Texto:
# # #
Homenagem à antiga e requintada arte da epistolografia, hoje em vias de se perder na escrita apressada de emails e SMS, este tesouro digital de correspondência brasileira arrancou em Agosto com uma centena de cartas escolhidas a dedo pela responsável do departamento literário do Instituto Moreira Salles, Elvia Bezerra.
E todas as semanas, por norma à quarta-feira, há mais uma carta acrescentada ao rol. A mais recente é uma carta da Imperatriz Maria Leopoldina para Dom Pedro I em que esta avisa o seu marido : “As cortes portuguesas ordenam vossa partida imediatamente; ameaçam-vos e humilham-vos. O Conselho de Estado vos aconselha a ficar. Meu coração de mulher e de esposa prevê desgraças se partirmos agora para Lisboa.”
D. Pedro terá lido esta carta por volta desse histórico dia 7 de Setembro de 1822, quando soltou o seu famoso “grito do Ipiranga”, data simbólica da independência do Brasil.
“Há duas semanas colocámos uma carta do João Cabral de Melo Neto em que ele recusa o convite para escrever prosa no suplemento literário do Estado de S. Paulo”, diz ao PÚBLICO Elvia Bezerra, que dirige o projecto apenas com o auxílio de uma jovem assistente, Lyza Brasil, a quem cabe fazer a pesquisa iconográfica - todas as cartas são acompanhadas de imagens alusivas -, redigir os apontamentos biográficos e contactar as famílias de remetentes e destinatários, pedindo-lhes autorização para publicar a correspondência em causa, quando esta não tenha ainda caído no domínio público.
O Correio IMS possui ainda um blogue que Elvia Bezerra alimenta com uma entrada semanal. É dedicado à correspondência, como o site-mãe, mas não se restringe ao Brasil. Uma das entradas mais recentes é a tradução da carta que Virginia Woolf escreveu ao marido, Leonard, na manhã do dia 28 de Março de 1941, mesmo antes de entrar no rio Ouse com os bolsos cheios de pedras. E Elvia acrescentou ainda um vídeo em que a actriz Juliet Stevenson lê esta notável carta de amor e despedida na sua língua original.
Ao mesmo tempo que a convencional troca de correspondência se pratica cada vez menos, “a publicação de cartas, em livro, tem vindo a ganhar força no Brasil ao longo da última década”, diz a responsável do Correio IMS. E o animador número de partilhas que muitas destas cartas já disponibilizadas online estão a registar parecem confirmar esse crescente interesse dos brasileiros pela epistolografia.
Mas nem sempre é fácil conseguir autorização para divulgar textos que têm uma dimensão privada, por muito óbvio que seja o seu interesse público. “As pessoas depositam as suas emoções nas cartas, falam da vida dos outros”, e por isso, reconhece Elvia Bezerra, “são documentos delicados”. Mas se compreende que as famílias dos autores tenham “algum pudor em liberar” a sua correspondência, observa que os próprios escritores revelam com frequência sentimentos contraditórios quanto à eventual posteridade das cartas que escreveram. O contista e jornalista Otto Lara Resende, que escreveu nada menos do que 8500 cartas, e cujo acervo está hoje no IMS, é um bom exemplo. Ele mesmo dizia sofrer de “cocaína postal”, conta Elvia Bezerra, e prometia “queimar o seu arquivo”, mas a verdade é que “guardou cópia de todas as cartas que escreveu, e deixou tudo muito bem organizado”.
# # #
Objetivo:
Responda com base no texto sobre o Correio IMS:
(a) Com quantas cartas começou o projeto em agosto?
(b) Em que dia da semana costuma ser acrescentada uma nova carta?
(c) Quantas cartas escreveu Otto Lara Resende?
As linhas abaixo provêm de outra fonte.

Linhas fornecidas:
# # #
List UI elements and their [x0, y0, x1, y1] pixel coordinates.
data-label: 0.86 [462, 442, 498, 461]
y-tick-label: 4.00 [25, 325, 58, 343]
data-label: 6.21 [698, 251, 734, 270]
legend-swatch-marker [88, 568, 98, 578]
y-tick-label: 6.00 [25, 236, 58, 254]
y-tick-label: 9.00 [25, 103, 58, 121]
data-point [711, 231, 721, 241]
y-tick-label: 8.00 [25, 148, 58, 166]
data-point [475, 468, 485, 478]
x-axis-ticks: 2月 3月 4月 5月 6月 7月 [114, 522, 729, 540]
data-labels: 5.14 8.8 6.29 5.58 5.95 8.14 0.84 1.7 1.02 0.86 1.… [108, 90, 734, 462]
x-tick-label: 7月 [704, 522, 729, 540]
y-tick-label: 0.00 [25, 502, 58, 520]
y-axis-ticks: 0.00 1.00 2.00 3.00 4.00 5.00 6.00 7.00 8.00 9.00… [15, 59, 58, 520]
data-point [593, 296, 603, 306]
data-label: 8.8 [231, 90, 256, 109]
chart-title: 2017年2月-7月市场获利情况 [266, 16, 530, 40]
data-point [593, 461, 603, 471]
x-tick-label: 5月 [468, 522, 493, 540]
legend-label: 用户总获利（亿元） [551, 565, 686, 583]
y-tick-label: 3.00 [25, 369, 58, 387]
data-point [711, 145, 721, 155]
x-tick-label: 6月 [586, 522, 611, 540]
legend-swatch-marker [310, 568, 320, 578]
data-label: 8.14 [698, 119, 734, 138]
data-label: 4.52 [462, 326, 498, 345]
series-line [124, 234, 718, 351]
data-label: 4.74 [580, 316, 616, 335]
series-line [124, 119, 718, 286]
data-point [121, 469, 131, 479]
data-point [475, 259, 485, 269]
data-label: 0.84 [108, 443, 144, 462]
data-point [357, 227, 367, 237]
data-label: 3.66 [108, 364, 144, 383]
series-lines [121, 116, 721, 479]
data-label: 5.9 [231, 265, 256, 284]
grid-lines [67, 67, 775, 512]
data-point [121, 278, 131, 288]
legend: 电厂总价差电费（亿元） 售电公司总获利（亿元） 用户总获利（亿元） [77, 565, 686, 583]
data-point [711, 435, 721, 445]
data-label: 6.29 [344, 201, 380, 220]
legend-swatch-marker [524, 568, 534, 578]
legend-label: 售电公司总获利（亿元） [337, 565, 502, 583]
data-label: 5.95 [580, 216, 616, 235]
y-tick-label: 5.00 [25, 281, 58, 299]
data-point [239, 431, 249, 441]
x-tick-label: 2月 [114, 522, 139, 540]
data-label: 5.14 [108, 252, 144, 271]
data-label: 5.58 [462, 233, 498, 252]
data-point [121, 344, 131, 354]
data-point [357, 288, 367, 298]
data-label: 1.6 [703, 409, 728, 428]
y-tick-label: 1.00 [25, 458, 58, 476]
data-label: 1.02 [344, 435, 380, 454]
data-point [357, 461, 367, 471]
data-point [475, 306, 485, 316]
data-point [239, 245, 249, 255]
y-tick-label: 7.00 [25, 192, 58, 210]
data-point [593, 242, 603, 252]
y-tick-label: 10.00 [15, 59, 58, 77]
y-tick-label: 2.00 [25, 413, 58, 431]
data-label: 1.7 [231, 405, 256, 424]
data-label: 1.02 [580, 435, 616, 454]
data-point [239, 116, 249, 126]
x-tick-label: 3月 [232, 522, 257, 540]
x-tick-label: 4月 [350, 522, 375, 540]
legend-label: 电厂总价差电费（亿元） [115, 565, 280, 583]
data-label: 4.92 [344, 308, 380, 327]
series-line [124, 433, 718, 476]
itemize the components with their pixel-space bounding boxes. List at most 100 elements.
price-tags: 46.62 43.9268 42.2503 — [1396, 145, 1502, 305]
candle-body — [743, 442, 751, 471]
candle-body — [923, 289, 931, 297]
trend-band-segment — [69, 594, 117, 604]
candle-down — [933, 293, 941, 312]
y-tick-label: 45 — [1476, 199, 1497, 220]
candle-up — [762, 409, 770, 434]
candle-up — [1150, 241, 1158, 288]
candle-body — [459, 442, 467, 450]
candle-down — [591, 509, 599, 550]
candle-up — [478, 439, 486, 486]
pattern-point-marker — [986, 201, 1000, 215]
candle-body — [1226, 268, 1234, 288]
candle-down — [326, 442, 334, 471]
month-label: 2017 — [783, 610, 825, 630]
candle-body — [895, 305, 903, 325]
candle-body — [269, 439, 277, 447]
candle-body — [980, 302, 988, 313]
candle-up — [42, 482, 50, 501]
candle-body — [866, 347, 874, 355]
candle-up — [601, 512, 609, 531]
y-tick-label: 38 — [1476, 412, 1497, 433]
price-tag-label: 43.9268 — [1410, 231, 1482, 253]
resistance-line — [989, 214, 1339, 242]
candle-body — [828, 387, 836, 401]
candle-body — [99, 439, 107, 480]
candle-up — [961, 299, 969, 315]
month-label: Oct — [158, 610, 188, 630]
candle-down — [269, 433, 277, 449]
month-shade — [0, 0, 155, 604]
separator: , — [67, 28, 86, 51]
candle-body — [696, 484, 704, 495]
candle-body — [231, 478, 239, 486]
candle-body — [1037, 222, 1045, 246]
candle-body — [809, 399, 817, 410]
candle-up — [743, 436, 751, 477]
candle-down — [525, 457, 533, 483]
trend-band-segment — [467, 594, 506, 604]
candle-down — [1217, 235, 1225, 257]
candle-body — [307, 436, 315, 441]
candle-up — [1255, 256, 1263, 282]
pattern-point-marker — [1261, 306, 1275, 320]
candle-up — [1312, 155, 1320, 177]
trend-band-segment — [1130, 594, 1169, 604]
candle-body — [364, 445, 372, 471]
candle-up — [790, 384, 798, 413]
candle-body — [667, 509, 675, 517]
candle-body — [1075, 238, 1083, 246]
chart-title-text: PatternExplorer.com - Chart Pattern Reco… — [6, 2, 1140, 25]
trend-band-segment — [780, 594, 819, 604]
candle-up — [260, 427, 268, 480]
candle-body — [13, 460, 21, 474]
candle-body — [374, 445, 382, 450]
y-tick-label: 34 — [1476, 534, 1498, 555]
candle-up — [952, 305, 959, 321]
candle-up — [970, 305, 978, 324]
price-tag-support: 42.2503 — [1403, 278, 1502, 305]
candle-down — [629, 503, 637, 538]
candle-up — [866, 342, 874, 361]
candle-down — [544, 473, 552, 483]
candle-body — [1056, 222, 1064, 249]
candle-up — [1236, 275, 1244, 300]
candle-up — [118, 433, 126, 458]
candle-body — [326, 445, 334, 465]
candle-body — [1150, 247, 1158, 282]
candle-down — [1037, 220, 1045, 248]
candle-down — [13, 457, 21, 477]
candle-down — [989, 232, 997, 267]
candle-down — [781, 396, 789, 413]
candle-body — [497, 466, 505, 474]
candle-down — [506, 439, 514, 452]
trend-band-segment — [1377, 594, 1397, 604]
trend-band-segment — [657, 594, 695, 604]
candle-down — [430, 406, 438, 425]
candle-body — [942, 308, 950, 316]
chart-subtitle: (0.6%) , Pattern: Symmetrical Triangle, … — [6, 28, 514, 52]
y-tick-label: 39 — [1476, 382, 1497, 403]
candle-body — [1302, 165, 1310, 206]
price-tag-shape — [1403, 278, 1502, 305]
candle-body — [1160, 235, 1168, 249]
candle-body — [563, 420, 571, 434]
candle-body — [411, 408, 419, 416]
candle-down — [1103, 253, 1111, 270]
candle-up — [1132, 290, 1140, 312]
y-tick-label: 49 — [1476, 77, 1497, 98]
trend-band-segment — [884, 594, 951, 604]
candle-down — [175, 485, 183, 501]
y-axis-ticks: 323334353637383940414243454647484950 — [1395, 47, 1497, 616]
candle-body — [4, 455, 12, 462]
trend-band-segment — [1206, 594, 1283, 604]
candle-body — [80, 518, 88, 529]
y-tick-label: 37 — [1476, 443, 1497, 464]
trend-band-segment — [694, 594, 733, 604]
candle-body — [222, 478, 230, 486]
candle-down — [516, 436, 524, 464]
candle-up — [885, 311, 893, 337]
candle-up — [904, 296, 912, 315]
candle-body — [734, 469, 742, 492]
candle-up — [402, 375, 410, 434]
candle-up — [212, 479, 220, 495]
# # #
Resposta:
(a) Com uma centena de cartas.
(b) Na quarta-feira.
(c) 8500 cartas.